-- TEXT PASSAGE follows --
Download all attachments as: .zip

Change History (6)

comment:1 by Luke Plant, 14 years ago

Component: UncategorizedDatabase layer (models, ORM)
Easy pickings: unset
Resolution: worksforme
Status: newclosed

I can't reproduce this. I'm using Oracle 10g Express Edition, instantclient 11.2. I tested with Python 2.5 and Python 2.6, Django trunk, and got the following results:

In [1]: import decimal

In [2]: from ticket15766.models import *

In [3]: c = Code(grenzwert=decimal.Decimal('10.00'), id=1)

In [4]: c.save()

In [5]: e = Erfasst(code=c)

In [6]: e.save()

In [7]: Erfasst.objects.get(id=1).code.grenzwert
Out[7]: Decimal("10.00")

In [8]: Erfasst.objects.select_related().get(id=1).code.grenzwert
Out[8]: Decimal("10")

In [9]: type(Erfasst.objects.select_related().get(id=1).code.grenzwert)
Out[9]: <class 'decimal.Decimal'>

If you can provide enough info for us to reproduce it, please do so and re-open this ticket.

Also, I notice that in my results, the value Decimal("10") given with select_related() is strictly speaking different from Decimal("10.00"). I don't have enough experience with Decimal to know if this is a material difference in itself. If it is, then you could re-open on that basis too. But the info to track down your exact problem would probably be useful anyway.

comment:2 by Carsten Fuchs, 14 years ago

Resolution: worksforme
Status: closedreopened

Ok, sorry for not having provided more info earlier.

Using the attached models.py file, I can reproduce the issue with these steps:

carsten@thubi:~/Zeiterfassung$ python manage.py shell
Python 2.6.5 (r265:79063, Apr 16 2010, 13:09:56)
[GCC 4.4.3] on linux2
Type "help", "copyright", "credits" or "license" for more information.
(InteractiveConsole)

>>> from ticket15766.models import *
>>> import decimal

>>> c = Code(text="test #15766", grenzwert=decimal.Decimal('10.00'))
>>> c.save()
>>> c.id     # No output, probably because it's a BigIntegerField instead of an AutoField.
>>> c = Code.objects.get(id=104)
>>> c.text
u'test #15766                                                 '

>>> m = Mitarbeiter(name="test", key="test2", code=c)
-- TEXT PASSAGE concluded --
-- RECORD EXCERPTS follows --
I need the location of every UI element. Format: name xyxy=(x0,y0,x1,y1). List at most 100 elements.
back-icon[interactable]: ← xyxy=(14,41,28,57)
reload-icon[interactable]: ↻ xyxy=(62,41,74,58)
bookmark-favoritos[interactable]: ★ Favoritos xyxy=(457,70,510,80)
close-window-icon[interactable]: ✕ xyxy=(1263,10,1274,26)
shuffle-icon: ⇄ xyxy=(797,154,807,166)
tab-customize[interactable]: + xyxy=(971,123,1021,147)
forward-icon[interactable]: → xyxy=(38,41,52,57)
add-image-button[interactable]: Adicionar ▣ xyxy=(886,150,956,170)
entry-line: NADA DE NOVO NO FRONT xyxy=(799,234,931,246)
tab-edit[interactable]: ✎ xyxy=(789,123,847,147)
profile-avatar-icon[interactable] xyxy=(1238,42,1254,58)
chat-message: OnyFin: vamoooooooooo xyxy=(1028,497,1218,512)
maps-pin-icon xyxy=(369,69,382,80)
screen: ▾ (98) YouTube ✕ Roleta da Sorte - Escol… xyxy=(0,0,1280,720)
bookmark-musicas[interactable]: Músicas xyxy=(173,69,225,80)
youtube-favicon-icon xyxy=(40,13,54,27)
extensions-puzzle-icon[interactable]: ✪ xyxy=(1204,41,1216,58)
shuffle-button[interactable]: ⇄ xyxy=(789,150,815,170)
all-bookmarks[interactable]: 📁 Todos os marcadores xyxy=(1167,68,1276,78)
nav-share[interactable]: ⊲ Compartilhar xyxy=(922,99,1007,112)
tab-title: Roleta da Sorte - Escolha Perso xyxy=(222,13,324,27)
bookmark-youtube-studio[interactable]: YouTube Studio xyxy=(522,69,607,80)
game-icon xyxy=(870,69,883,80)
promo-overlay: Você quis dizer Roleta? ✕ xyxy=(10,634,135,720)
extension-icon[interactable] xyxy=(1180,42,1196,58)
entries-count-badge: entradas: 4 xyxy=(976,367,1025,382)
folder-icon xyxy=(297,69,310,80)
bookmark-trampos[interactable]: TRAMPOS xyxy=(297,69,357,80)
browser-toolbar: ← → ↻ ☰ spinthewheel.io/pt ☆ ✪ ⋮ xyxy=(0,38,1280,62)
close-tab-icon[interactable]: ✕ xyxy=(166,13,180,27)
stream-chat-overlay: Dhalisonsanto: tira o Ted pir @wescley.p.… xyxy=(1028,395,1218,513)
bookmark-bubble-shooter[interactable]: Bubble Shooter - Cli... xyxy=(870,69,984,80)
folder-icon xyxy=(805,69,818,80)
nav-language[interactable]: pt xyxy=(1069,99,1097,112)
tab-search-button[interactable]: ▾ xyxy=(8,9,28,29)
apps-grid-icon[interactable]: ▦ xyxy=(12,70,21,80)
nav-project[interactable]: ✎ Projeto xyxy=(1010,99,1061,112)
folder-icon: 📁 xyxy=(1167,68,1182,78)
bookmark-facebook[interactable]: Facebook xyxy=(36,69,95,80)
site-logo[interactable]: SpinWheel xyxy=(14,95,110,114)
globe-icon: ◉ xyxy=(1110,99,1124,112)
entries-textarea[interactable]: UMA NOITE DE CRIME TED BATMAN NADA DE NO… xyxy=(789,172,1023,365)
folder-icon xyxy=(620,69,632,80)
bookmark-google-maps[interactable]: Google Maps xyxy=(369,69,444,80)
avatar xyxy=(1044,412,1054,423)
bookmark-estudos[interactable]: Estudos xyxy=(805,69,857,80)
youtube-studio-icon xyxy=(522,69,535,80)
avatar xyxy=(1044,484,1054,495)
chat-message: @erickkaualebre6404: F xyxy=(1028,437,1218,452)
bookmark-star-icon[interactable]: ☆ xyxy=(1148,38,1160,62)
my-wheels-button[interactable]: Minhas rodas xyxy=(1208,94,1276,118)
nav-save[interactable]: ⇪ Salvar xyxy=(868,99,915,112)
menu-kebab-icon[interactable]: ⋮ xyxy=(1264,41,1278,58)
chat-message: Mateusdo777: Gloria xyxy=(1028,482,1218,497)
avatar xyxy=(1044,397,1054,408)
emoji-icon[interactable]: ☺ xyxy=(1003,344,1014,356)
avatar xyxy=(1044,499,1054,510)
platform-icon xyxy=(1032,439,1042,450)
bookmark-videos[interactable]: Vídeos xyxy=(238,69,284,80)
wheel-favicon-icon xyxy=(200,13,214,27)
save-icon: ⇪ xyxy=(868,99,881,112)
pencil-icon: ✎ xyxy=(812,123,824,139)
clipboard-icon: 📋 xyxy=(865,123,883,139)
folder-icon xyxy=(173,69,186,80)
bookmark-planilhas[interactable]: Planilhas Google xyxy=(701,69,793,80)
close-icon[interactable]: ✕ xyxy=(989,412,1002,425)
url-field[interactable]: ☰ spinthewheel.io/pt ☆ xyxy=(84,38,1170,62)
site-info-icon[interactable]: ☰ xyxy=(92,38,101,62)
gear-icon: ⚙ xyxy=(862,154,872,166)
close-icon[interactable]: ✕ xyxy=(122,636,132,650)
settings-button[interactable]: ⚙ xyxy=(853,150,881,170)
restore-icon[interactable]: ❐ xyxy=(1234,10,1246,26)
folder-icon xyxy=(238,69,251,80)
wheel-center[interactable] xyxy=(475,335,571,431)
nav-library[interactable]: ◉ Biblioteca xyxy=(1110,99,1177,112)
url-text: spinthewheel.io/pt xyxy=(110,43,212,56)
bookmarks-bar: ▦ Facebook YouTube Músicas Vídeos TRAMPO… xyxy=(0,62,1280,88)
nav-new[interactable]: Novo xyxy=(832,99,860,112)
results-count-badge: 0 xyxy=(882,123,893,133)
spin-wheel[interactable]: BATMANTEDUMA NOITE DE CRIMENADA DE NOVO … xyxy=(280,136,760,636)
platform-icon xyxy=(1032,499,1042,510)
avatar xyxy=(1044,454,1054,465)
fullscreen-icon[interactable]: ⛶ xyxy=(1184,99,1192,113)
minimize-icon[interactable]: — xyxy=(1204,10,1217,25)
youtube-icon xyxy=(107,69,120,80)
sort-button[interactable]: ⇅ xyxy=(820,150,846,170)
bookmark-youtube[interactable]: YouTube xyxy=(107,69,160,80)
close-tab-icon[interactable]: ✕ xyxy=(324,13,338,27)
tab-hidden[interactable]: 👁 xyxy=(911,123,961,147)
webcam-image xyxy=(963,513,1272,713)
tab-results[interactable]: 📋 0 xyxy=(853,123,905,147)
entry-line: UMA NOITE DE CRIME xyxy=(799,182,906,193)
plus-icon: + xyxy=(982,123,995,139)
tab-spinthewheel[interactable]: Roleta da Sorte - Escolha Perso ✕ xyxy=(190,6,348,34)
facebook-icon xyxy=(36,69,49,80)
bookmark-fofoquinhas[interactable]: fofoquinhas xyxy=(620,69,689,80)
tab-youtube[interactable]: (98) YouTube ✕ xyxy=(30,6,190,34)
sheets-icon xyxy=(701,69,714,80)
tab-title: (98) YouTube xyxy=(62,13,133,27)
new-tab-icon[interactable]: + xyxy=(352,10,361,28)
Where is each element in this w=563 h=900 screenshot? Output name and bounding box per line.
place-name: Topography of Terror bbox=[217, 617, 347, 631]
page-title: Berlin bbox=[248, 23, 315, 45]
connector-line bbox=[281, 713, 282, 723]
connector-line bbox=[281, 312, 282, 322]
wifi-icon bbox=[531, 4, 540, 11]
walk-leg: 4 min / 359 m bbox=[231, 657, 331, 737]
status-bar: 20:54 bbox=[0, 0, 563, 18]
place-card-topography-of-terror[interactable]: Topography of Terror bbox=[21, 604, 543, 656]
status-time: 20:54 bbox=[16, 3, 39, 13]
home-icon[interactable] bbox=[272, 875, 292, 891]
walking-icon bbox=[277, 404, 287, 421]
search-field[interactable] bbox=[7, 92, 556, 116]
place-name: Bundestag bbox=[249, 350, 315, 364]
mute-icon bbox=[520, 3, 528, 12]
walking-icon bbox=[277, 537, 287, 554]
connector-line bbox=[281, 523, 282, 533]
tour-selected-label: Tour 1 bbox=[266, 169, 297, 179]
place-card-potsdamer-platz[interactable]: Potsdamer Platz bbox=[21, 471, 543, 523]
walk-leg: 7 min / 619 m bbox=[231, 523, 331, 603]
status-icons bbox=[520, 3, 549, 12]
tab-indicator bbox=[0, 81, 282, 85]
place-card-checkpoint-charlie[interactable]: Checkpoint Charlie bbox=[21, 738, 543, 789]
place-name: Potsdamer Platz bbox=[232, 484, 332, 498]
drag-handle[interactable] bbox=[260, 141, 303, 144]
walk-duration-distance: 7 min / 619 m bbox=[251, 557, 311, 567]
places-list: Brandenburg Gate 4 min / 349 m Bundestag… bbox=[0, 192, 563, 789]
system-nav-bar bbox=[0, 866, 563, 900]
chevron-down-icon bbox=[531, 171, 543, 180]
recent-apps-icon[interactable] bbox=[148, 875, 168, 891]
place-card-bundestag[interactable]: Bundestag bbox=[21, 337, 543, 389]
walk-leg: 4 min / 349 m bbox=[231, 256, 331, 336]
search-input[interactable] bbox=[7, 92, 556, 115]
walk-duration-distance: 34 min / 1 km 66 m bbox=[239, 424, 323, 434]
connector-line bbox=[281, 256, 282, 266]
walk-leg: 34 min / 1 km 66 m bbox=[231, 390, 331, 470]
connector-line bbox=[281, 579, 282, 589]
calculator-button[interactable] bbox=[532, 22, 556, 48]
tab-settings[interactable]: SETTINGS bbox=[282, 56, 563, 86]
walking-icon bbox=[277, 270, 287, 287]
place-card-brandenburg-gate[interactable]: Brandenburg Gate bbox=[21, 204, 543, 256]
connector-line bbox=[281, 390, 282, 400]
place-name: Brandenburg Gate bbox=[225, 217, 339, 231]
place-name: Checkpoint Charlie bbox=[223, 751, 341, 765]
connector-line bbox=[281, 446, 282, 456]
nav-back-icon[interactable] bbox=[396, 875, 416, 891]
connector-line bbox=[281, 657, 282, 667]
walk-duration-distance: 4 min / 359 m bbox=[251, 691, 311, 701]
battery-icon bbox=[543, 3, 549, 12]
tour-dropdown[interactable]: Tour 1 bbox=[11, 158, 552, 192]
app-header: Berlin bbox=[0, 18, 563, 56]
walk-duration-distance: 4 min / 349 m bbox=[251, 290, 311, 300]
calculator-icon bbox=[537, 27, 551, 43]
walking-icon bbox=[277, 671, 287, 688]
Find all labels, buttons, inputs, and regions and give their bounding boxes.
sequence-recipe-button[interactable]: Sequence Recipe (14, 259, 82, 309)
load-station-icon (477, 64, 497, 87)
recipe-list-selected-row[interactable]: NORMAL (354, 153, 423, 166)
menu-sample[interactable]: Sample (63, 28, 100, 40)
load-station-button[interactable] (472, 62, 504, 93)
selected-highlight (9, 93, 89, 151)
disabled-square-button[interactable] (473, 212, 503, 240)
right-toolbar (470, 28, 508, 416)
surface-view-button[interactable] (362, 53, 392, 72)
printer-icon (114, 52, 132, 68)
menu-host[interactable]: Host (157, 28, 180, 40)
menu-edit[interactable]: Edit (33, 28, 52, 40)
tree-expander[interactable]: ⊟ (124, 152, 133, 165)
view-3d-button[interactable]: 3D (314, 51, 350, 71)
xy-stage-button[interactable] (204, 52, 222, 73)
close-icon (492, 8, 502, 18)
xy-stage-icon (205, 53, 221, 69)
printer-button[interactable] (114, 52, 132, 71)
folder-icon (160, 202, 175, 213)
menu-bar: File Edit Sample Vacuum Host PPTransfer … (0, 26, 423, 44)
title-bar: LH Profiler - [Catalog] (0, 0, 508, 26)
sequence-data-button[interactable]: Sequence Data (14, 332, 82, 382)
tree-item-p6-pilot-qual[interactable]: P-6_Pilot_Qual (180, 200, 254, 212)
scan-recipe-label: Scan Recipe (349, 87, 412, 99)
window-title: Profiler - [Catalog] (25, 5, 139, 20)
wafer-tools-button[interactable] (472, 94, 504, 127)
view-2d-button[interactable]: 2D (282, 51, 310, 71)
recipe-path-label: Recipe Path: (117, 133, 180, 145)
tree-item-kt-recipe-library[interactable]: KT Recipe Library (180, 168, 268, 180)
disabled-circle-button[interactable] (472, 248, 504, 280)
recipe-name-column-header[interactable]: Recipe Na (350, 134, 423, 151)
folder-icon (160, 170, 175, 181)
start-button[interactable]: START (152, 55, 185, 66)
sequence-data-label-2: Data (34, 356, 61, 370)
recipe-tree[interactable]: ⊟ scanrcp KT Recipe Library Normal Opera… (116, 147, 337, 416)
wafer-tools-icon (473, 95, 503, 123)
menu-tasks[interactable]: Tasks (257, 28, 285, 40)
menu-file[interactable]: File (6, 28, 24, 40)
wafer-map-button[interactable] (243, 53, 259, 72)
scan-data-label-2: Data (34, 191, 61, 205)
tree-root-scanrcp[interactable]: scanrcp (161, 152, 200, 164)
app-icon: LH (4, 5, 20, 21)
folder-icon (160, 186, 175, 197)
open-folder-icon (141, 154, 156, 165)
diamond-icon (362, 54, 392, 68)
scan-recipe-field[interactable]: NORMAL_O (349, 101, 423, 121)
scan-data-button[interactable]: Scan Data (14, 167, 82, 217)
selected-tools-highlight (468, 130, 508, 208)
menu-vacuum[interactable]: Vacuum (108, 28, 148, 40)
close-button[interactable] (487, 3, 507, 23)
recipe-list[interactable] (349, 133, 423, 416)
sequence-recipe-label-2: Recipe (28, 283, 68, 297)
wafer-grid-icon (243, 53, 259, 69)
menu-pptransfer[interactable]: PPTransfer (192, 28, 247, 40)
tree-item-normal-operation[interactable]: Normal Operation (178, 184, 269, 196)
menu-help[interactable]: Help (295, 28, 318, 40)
-- RECORD EXCERPTS concluded --
From the ticket history, extract the passage that begins at "In [2]: from" and ends after "In [6]: e.save()", copying it word for word.

In [2]: from ticket15766.models import *

In [3]: c = Code(grenzwert=decimal.Decimal('10.00'), id=1)

In [4]: c.save()

In [5]: e = Erfasst(code=c)

In [6]: e.save()